Dataset items
____

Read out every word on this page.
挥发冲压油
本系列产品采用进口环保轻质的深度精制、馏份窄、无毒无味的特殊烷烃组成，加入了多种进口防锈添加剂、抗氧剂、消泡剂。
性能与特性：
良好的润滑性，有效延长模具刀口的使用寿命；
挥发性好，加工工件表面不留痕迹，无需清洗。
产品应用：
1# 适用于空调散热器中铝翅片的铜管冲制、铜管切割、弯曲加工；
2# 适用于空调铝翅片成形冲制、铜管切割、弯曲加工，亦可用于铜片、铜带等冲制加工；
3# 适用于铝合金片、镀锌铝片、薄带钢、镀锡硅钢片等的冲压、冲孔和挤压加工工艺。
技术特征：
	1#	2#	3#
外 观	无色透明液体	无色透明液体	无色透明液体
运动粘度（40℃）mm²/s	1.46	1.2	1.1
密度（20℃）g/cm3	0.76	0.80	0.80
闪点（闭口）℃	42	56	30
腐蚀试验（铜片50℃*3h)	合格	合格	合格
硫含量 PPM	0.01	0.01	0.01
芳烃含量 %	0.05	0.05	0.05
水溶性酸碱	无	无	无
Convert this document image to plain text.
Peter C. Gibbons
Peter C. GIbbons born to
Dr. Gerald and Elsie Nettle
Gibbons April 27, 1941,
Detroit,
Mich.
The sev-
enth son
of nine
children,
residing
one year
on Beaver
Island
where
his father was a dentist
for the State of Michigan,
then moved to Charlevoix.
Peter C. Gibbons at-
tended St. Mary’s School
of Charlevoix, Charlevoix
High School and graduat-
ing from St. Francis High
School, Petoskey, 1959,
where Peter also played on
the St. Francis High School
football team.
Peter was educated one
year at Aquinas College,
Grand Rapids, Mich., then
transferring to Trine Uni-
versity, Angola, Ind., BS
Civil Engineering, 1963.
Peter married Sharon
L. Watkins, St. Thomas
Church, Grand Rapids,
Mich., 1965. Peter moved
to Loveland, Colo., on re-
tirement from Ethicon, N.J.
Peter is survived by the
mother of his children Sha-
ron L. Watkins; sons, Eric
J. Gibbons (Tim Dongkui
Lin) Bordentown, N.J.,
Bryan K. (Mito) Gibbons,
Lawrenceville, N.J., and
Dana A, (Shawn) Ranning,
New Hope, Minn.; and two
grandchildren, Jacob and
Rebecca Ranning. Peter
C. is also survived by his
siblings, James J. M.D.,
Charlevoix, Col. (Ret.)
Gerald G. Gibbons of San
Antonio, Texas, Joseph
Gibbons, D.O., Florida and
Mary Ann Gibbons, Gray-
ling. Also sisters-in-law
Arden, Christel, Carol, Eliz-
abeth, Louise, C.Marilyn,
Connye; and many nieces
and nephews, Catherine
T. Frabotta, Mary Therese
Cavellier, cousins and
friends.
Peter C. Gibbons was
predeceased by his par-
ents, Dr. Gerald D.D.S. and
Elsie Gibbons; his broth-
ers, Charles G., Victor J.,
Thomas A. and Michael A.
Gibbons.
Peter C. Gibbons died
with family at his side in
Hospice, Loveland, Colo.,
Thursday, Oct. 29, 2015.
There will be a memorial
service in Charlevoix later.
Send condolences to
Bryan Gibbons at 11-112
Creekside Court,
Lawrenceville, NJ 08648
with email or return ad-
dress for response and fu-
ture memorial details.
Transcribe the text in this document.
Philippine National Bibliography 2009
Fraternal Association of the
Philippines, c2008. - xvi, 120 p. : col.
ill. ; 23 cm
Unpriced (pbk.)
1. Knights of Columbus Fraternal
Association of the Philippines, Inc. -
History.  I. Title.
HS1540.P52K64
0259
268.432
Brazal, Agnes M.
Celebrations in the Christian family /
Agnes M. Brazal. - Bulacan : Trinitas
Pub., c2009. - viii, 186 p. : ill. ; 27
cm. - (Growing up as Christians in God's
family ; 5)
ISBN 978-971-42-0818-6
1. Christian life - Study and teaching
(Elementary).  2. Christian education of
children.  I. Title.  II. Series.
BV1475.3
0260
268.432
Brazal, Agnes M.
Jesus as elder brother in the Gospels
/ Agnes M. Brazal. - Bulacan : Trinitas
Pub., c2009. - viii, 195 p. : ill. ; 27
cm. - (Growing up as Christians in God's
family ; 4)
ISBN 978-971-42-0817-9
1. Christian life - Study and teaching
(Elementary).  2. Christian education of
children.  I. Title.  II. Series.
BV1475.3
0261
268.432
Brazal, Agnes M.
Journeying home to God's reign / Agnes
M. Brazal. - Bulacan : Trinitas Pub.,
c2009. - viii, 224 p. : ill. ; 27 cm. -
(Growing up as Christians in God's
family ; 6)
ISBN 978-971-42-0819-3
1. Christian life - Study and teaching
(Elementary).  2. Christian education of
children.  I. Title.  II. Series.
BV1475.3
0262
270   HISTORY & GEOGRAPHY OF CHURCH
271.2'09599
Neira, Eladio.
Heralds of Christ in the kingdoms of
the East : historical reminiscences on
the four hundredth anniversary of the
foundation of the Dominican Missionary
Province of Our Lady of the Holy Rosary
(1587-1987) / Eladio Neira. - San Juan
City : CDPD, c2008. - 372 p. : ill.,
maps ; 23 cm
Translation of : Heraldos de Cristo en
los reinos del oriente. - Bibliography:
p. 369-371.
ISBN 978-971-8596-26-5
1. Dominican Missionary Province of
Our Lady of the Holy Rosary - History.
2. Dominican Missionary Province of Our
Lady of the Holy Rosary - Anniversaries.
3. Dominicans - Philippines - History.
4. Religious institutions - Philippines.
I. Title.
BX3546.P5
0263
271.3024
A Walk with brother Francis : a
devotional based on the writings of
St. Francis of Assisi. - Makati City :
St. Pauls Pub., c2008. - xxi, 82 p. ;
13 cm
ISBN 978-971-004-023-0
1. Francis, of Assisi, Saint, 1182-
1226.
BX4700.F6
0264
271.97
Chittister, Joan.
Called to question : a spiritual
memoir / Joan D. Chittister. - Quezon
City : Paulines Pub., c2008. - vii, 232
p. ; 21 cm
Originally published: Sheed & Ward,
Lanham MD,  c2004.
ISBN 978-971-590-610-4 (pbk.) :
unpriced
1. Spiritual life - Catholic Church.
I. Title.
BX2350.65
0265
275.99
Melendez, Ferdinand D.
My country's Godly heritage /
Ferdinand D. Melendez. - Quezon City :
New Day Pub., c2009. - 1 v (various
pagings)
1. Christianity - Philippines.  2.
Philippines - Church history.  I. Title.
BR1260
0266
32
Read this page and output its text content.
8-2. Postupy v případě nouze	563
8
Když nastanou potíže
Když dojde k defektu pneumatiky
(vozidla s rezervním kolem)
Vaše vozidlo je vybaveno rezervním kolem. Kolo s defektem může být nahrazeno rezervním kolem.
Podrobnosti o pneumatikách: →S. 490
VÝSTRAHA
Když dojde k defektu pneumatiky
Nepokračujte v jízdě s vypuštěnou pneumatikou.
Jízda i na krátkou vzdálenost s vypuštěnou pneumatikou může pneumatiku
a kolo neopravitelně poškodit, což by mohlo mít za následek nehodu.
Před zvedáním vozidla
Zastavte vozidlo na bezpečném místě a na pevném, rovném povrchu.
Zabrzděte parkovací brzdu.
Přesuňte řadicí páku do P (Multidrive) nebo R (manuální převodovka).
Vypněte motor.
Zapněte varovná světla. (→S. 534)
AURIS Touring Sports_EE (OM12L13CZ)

____

Starting with the line that contains "Read this page and output its text content.", write out each line through the end of the listing, exactly as it appears, and include nothing else.

Task output.
Read this page and output its text content.
8-2. Postupy v případě nouze	563
8
Když nastanou potíže
Když dojde k defektu pneumatiky
(vozidla s rezervním kolem)
Vaše vozidlo je vybaveno rezervním kolem. Kolo s defektem může být nahrazeno rezervním kolem.
Podrobnosti o pneumatikách: →S. 490
VÝSTRAHA
Když dojde k defektu pneumatiky
Nepokračujte v jízdě s vypuštěnou pneumatikou.
Jízda i na krátkou vzdálenost s vypuštěnou pneumatikou může pneumatiku
a kolo neopravitelně poškodit, což by mohlo mít za následek nehodu.
Před zvedáním vozidla
Zastavte vozidlo na bezpečném místě a na pevném, rovném povrchu.
Zabrzděte parkovací brzdu.
Přesuňte řadicí páku do P (Multidrive) nebo R (manuální převodovka).
Vypněte motor.
Zapněte varovná světla. (→S. 534)
AURIS Touring Sports_EE (OM12L13CZ)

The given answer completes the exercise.